[What you will do] Scan the lines below for the string "title" and copy every one that has it.

[Supplied information]
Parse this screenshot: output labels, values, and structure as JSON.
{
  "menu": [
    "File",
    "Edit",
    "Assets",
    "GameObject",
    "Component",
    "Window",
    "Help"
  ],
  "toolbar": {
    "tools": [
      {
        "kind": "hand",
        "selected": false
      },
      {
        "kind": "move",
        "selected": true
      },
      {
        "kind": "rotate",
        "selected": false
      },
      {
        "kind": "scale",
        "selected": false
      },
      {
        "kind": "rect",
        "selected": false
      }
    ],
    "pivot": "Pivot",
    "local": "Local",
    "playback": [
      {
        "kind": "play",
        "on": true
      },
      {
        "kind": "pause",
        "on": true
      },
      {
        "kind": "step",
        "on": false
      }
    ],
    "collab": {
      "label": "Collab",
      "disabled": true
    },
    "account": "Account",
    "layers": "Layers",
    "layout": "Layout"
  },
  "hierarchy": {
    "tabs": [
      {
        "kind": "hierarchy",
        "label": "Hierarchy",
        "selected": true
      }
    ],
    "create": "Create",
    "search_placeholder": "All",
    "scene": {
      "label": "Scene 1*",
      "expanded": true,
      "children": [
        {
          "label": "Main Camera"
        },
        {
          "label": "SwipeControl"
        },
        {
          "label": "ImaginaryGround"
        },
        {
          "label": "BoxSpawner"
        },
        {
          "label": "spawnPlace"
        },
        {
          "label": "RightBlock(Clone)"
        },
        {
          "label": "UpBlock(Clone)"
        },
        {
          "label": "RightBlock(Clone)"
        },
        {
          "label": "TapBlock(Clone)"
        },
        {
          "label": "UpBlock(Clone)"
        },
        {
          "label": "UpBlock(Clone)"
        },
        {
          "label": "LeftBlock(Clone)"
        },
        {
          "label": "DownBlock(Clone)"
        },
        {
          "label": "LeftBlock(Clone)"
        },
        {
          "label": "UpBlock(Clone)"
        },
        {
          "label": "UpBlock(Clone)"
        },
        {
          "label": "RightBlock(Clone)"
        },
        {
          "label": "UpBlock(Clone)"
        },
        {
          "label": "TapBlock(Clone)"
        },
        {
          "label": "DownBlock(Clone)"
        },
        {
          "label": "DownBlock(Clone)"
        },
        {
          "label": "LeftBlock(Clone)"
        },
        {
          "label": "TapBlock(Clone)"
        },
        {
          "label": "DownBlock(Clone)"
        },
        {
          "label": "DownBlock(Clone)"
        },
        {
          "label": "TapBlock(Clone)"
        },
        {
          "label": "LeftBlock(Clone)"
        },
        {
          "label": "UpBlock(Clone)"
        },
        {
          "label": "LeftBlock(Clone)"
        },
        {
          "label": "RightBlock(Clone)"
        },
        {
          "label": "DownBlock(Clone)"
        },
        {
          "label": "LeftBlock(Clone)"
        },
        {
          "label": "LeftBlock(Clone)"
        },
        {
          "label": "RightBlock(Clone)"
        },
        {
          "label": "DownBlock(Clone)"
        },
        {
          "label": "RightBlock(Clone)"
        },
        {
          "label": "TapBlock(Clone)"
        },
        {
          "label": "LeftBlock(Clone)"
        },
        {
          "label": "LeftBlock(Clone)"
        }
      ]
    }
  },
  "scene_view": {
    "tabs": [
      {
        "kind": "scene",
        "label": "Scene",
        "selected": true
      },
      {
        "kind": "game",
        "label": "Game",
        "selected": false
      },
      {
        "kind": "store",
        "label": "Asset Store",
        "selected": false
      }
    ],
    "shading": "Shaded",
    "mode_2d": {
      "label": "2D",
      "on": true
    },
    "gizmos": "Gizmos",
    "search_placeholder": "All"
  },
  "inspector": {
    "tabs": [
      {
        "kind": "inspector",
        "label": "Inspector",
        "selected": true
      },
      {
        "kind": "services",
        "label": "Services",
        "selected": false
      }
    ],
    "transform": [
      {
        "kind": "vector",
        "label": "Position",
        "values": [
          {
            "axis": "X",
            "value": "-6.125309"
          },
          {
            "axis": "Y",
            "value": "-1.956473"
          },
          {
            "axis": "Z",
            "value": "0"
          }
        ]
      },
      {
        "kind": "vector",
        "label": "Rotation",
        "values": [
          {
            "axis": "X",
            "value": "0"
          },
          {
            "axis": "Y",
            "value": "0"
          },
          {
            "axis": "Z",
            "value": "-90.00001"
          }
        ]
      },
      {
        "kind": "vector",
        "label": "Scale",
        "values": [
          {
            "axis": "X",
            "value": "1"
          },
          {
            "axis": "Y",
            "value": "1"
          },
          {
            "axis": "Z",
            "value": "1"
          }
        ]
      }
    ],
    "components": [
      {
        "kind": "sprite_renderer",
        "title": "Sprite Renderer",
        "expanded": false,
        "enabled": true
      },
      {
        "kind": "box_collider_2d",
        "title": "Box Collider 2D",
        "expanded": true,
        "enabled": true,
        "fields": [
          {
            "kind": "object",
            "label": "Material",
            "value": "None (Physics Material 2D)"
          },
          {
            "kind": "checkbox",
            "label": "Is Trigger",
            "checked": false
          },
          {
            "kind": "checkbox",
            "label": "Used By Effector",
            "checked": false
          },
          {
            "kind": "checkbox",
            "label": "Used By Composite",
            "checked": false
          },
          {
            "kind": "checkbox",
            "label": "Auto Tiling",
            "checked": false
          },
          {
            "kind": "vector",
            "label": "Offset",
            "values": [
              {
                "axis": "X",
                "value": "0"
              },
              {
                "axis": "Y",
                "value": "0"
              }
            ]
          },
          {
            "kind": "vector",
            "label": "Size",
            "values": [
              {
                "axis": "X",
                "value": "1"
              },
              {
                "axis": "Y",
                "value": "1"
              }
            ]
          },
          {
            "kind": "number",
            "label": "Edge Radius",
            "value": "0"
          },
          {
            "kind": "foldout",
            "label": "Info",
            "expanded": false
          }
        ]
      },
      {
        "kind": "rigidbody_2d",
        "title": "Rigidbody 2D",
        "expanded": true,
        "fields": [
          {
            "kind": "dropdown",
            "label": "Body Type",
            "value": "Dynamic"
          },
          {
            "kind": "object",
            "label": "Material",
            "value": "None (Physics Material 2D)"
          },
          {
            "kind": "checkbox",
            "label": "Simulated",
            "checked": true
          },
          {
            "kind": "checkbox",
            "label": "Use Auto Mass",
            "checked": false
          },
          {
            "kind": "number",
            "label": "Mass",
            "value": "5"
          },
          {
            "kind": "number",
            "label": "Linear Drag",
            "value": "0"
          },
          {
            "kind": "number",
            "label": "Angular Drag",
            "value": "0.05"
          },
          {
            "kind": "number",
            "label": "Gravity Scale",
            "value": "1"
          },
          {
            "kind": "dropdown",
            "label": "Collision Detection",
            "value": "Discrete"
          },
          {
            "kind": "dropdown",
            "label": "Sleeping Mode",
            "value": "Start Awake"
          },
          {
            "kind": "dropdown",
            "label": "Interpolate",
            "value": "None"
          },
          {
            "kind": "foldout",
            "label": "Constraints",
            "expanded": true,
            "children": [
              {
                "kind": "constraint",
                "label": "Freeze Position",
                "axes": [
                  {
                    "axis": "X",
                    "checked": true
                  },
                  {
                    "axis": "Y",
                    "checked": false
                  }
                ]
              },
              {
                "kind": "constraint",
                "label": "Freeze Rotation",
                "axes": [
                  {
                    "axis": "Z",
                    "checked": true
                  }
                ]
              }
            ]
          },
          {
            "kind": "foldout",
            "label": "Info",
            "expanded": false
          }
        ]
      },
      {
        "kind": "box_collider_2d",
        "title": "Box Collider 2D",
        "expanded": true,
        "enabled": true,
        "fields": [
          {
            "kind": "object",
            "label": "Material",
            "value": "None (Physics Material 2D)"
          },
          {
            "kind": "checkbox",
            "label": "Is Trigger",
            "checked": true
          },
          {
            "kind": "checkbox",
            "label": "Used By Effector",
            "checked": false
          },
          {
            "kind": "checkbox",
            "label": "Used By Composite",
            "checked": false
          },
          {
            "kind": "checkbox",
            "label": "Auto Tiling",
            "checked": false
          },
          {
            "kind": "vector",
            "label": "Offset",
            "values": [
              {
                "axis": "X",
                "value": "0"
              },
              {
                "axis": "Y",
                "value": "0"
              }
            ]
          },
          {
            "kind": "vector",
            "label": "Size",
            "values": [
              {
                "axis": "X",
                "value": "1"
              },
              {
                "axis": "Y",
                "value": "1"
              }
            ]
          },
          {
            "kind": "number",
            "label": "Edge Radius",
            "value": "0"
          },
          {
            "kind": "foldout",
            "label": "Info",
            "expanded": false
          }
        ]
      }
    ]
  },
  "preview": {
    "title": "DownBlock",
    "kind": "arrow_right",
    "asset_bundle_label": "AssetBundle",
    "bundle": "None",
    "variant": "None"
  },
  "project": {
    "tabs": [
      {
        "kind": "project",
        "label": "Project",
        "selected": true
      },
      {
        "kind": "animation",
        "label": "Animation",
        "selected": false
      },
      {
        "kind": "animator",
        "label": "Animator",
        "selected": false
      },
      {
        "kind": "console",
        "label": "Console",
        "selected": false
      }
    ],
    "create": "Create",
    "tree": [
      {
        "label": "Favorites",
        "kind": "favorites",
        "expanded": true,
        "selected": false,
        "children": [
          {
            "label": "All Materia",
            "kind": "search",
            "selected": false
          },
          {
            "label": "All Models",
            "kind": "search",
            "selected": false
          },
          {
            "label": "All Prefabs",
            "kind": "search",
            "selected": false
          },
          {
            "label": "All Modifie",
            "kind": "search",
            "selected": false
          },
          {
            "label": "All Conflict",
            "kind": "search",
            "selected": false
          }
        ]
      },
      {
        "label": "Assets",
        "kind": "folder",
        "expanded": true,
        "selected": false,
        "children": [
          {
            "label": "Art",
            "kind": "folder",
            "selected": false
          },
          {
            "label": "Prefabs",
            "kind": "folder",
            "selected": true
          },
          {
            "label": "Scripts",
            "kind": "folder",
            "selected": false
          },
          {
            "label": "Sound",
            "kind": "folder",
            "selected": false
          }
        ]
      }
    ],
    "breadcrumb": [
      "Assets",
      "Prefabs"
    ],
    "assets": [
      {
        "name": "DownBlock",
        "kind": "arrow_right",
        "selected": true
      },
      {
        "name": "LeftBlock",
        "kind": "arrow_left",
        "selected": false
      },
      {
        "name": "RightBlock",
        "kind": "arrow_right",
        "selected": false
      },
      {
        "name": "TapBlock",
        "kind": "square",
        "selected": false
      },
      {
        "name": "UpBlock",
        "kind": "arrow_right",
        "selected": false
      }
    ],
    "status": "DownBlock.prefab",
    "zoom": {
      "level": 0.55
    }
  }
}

[Finished exercise]
        "title": "Sprite Renderer",
        "title": "Box Collider 2D",
        "title": "Rigidbody 2D",
        "title": "Box Collider 2D",
    "title": "DownBlock",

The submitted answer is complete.